**TASK INSTRUCTIONS**
Show every line where "عبدي" occurs.

**DATASET ENTRIES**
· · ·

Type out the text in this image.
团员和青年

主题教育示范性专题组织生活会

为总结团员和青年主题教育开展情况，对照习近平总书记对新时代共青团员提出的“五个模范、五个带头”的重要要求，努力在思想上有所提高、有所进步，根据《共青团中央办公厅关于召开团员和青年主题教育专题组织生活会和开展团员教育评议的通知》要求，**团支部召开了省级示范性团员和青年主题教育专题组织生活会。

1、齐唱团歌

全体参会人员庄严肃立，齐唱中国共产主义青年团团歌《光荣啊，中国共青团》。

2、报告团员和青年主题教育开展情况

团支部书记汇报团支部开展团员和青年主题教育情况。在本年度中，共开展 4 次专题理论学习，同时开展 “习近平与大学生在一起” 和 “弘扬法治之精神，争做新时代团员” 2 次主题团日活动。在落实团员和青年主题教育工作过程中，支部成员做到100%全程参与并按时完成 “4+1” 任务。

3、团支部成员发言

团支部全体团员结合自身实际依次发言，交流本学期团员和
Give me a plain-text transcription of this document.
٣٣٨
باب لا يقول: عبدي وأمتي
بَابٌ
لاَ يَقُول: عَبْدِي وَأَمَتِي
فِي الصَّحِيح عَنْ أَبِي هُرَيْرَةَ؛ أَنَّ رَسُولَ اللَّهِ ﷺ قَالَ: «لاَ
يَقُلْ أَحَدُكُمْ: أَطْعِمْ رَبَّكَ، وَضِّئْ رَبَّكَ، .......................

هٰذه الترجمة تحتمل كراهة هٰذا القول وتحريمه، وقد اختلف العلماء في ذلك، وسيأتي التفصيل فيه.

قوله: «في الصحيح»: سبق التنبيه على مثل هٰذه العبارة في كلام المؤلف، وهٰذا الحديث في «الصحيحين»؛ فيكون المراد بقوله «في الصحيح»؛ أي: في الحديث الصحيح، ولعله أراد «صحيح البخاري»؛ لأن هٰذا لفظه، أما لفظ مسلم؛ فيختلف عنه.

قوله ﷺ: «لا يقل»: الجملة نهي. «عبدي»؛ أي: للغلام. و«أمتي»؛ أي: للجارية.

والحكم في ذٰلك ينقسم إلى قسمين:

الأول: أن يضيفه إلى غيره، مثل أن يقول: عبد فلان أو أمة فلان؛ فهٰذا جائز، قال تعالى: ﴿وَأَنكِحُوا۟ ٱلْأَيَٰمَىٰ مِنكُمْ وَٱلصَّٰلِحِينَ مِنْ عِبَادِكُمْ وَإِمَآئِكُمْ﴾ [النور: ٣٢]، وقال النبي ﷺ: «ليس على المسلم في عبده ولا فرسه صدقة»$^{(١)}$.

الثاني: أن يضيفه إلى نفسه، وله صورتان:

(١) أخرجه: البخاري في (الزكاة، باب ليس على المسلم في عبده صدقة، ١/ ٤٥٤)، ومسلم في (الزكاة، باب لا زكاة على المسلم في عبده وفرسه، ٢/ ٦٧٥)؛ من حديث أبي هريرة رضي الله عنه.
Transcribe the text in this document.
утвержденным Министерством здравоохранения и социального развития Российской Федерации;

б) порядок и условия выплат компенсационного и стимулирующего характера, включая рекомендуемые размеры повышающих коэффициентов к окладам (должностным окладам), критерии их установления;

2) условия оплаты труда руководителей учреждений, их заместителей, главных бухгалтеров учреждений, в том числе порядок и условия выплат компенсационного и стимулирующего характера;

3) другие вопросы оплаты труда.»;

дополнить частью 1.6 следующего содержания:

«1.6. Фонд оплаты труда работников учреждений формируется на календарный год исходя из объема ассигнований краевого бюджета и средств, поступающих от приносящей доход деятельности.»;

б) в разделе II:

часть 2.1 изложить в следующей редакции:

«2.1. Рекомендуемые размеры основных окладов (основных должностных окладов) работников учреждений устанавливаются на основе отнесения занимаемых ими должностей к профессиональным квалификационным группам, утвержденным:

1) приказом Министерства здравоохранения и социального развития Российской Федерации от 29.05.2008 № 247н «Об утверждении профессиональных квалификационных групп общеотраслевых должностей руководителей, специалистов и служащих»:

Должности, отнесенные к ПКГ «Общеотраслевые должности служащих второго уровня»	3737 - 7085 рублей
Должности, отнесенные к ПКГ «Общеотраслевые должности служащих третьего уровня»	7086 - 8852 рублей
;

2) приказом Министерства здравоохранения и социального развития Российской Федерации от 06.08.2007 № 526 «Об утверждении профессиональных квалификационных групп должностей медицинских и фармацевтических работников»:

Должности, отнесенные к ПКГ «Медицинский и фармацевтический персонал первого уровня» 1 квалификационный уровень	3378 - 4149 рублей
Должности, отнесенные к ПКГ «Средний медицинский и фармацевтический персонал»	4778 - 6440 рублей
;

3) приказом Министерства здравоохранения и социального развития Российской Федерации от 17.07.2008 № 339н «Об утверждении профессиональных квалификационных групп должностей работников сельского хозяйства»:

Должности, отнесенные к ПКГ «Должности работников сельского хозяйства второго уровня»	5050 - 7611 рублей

· · ·

**THE RESPONSE**
باب لا يقول: عبدي وأمتي
قوله ﷺ: «لا يقل»: الجملة نهي. «عبدي»؛ أي: للغلام. و«أمتي»؛ أي: للجارية.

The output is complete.